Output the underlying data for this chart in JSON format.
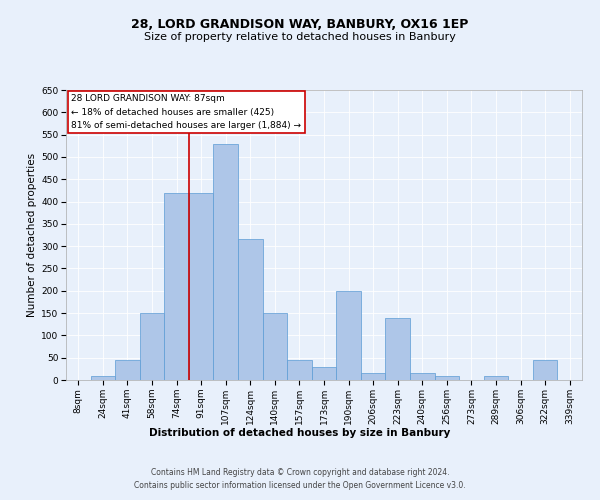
{
  "title1": "28, LORD GRANDISON WAY, BANBURY, OX16 1EP",
  "title2": "Size of property relative to detached houses in Banbury",
  "xlabel": "Distribution of detached houses by size in Banbury",
  "ylabel": "Number of detached properties",
  "footnote1": "Contains HM Land Registry data © Crown copyright and database right 2024.",
  "footnote2": "Contains public sector information licensed under the Open Government Licence v3.0.",
  "annotation_title": "28 LORD GRANDISON WAY: 87sqm",
  "annotation_line1": "← 18% of detached houses are smaller (425)",
  "annotation_line2": "81% of semi-detached houses are larger (1,884) →",
  "bin_labels": [
    "8sqm",
    "24sqm",
    "41sqm",
    "58sqm",
    "74sqm",
    "91sqm",
    "107sqm",
    "124sqm",
    "140sqm",
    "157sqm",
    "173sqm",
    "190sqm",
    "206sqm",
    "223sqm",
    "240sqm",
    "256sqm",
    "273sqm",
    "289sqm",
    "306sqm",
    "322sqm",
    "339sqm"
  ],
  "bar_values": [
    0,
    10,
    45,
    150,
    420,
    420,
    530,
    315,
    150,
    45,
    30,
    200,
    15,
    140,
    15,
    10,
    0,
    10,
    0,
    45,
    0
  ],
  "bar_color": "#aec6e8",
  "bar_edge_color": "#5b9bd5",
  "red_line_x": 4.5,
  "ylim": [
    0,
    650
  ],
  "yticks": [
    0,
    50,
    100,
    150,
    200,
    250,
    300,
    350,
    400,
    450,
    500,
    550,
    600,
    650
  ],
  "background_color": "#e8f0fb",
  "plot_background": "#e8f0fb",
  "grid_color": "#ffffff",
  "annotation_box_color": "#ffffff",
  "annotation_box_edge": "#cc0000",
  "red_line_color": "#cc0000",
  "title_fontsize": 9,
  "subtitle_fontsize": 8,
  "axis_label_fontsize": 7.5,
  "tick_fontsize": 6.5,
  "annotation_fontsize": 6.5,
  "footnote_fontsize": 5.5
}
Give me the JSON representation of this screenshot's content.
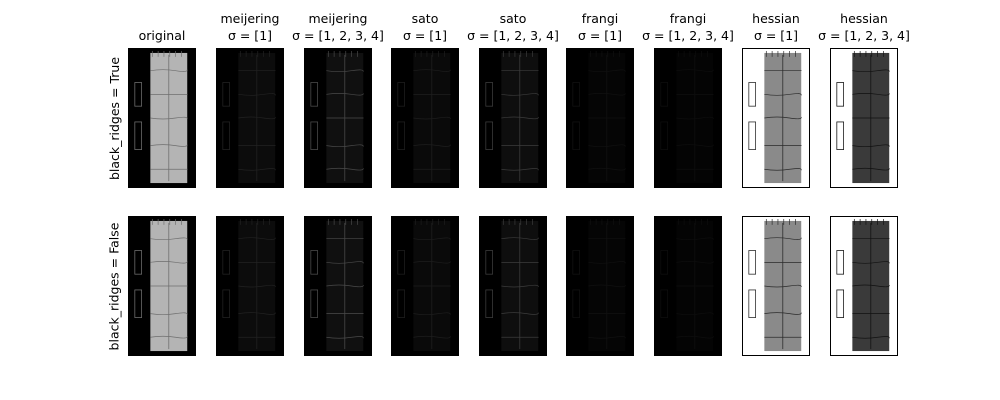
{
  "figure": {
    "columns": [
      {
        "id": "original",
        "line1": "",
        "line2": "original"
      },
      {
        "id": "meijering-1",
        "line1": "meijering",
        "line2": "σ = [1]"
      },
      {
        "id": "meijering-1234",
        "line1": "meijering",
        "line2": "σ = [1, 2, 3, 4]"
      },
      {
        "id": "sato-1",
        "line1": "sato",
        "line2": "σ = [1]"
      },
      {
        "id": "sato-1234",
        "line1": "sato",
        "line2": "σ = [1, 2, 3, 4]"
      },
      {
        "id": "frangi-1",
        "line1": "frangi",
        "line2": "σ = [1]"
      },
      {
        "id": "frangi-1234",
        "line1": "frangi",
        "line2": "σ = [1, 2, 3, 4]"
      },
      {
        "id": "hessian-1",
        "line1": "hessian",
        "line2": "σ = [1]"
      },
      {
        "id": "hessian-1234",
        "line1": "hessian",
        "line2": "σ = [1, 2, 3, 4]"
      }
    ],
    "rows": [
      {
        "id": "black-ridges-true",
        "label": "black_ridges = True"
      },
      {
        "id": "black-ridges-false",
        "label": "black_ridges = False"
      }
    ],
    "panel_styles": {
      "original": {
        "background": "#000000",
        "strip": "#b4b4b4",
        "lines": "#6e6e6e"
      },
      "meijering-1": {
        "background": "#000000",
        "strip": "#0c0c0c",
        "lines": "#222222"
      },
      "meijering-1234": {
        "background": "#000000",
        "strip": "#101010",
        "lines": "#4a4a4a"
      },
      "sato-1": {
        "background": "#000000",
        "strip": "#0a0a0a",
        "lines": "#1e1e1e"
      },
      "sato-1234": {
        "background": "#000000",
        "strip": "#0e0e0e",
        "lines": "#3c3c3c"
      },
      "frangi-1": {
        "background": "#000000",
        "strip": "#050505",
        "lines": "#111111"
      },
      "frangi-1234": {
        "background": "#000000",
        "strip": "#040404",
        "lines": "#0e0e0e"
      },
      "hessian-1": {
        "background": "#ffffff",
        "strip": "#8a8a8a",
        "lines": "#2a2a2a"
      },
      "hessian-1234": {
        "background": "#ffffff",
        "strip": "#3a3a3a",
        "lines": "#111111"
      }
    }
  }
}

• _TASK OBJECTIVE_
Omit the pictures and restate the rest of the records verbatim.

• _OUTPUT OF THE EXERCISE_
Output the underlying data for this chart in JSON format.
{
  "title1": "28, LORD GRANDISON WAY, BANBURY, OX16 1EP",
  "title2": "Size of property relative to detached houses in Banbury",
  "xlabel": "Distribution of detached houses by size in Banbury",
  "ylabel": "Number of detached properties",
  "footnote1": "Contains HM Land Registry data © Crown copyright and database right 2024.",
  "footnote2": "Contains public sector information licensed under the Open Government Licence v3.0.",
  "annotation_title": "28 LORD GRANDISON WAY: 87sqm",
  "annotation_line1": "← 18% of detached houses are smaller (425)",
  "annotation_line2": "81% of semi-detached houses are larger (1,884) →",
  "bin_labels": [
    "8sqm",
    "24sqm",
    "41sqm",
    "58sqm",
    "74sqm",
    "91sqm",
    "107sqm",
    "124sqm",
    "140sqm",
    "157sqm",
    "173sqm",
    "190sqm",
    "206sqm",
    "223sqm",
    "240sqm",
    "256sqm",
    "273sqm",
    "289sqm",
    "306sqm",
    "322sqm",
    "339sqm"
  ],
  "bar_values": [
    0,
    10,
    45,
    150,
    420,
    420,
    530,
    315,
    150,
    45,
    30,
    200,
    15,
    140,
    15,
    10,
    0,
    10,
    0,
    45,
    0
  ],
  "bar_color": "#aec6e8",
  "bar_edge_color": "#5b9bd5",
  "red_line_x": 4.5,
  "ylim": [
    0,
    650
  ],
  "yticks": [
    0,
    50,
    100,
    150,
    200,
    250,
    300,
    350,
    400,
    450,
    500,
    550,
    600,
    650
  ],
  "background_color": "#e8f0fb",
  "plot_background": "#e8f0fb",
  "grid_color": "#ffffff",
  "annotation_box_color": "#ffffff",
  "annotation_box_edge": "#cc0000",
  "red_line_color": "#cc0000",
  "title_fontsize": 9,
  "subtitle_fontsize": 8,
  "axis_label_fontsize": 7.5,
  "tick_fontsize": 6.5,
  "annotation_fontsize": 6.5,
  "footnote_fontsize": 5.5
}
Give me the JSON representation of this screenshot's content.
{
  "figure": {
    "columns": [
      {
        "id": "original",
        "line1": "",
        "line2": "original"
      },
      {
        "id": "meijering-1",
        "line1": "meijering",
        "line2": "σ = [1]"
      },
      {
        "id": "meijering-1234",
        "line1": "meijering",
        "line2": "σ = [1, 2, 3, 4]"
      },
      {
        "id": "sato-1",
        "line1": "sato",
        "line2": "σ = [1]"
      },
      {
        "id": "sato-1234",
        "line1": "sato",
        "line2": "σ = [1, 2, 3, 4]"
      },
      {
        "id": "frangi-1",
        "line1": "frangi",
        "line2": "σ = [1]"
      },
      {
        "id": "frangi-1234",
        "line1": "frangi",
        "line2": "σ = [1, 2, 3, 4]"
      },
      {
        "id": "hessian-1",
        "line1": "hessian",
        "line2": "σ = [1]"
      },
      {
        "id": "hessian-1234",
        "line1": "hessian",
        "line2": "σ = [1, 2, 3, 4]"
      }
    ],
    "rows": [
      {
        "id": "black-ridges-true",
        "label": "black_ridges = True"
      },
      {
        "id": "black-ridges-false",
        "label": "black_ridges = False"
      }
    ],
    "panel_styles": {
      "original": {
        "background": "#000000",
        "strip": "#b4b4b4",
        "lines": "#6e6e6e"
      },
      "meijering-1": {
        "background": "#000000",
        "strip": "#0c0c0c",
        "lines": "#222222"
      },
      "meijering-1234": {
        "background": "#000000",
        "strip": "#101010",
        "lines": "#4a4a4a"
      },
      "sato-1": {
        "background": "#000000",
        "strip": "#0a0a0a",
        "lines": "#1e1e1e"
      },
      "sato-1234": {
        "background": "#000000",
        "strip": "#0e0e0e",
        "lines": "#3c3c3c"
      },
      "frangi-1": {
        "background": "#000000",
        "strip": "#050505",
        "lines": "#111111"
      },
      "frangi-1234": {
        "background": "#000000",
        "strip": "#040404",
        "lines": "#0e0e0e"
      },
      "hessian-1": {
        "background": "#ffffff",
        "strip": "#8a8a8a",
        "lines": "#2a2a2a"
      },
      "hessian-1234": {
        "background": "#ffffff",
        "strip": "#3a3a3a",
        "lines": "#111111"
      }
    }
  }
}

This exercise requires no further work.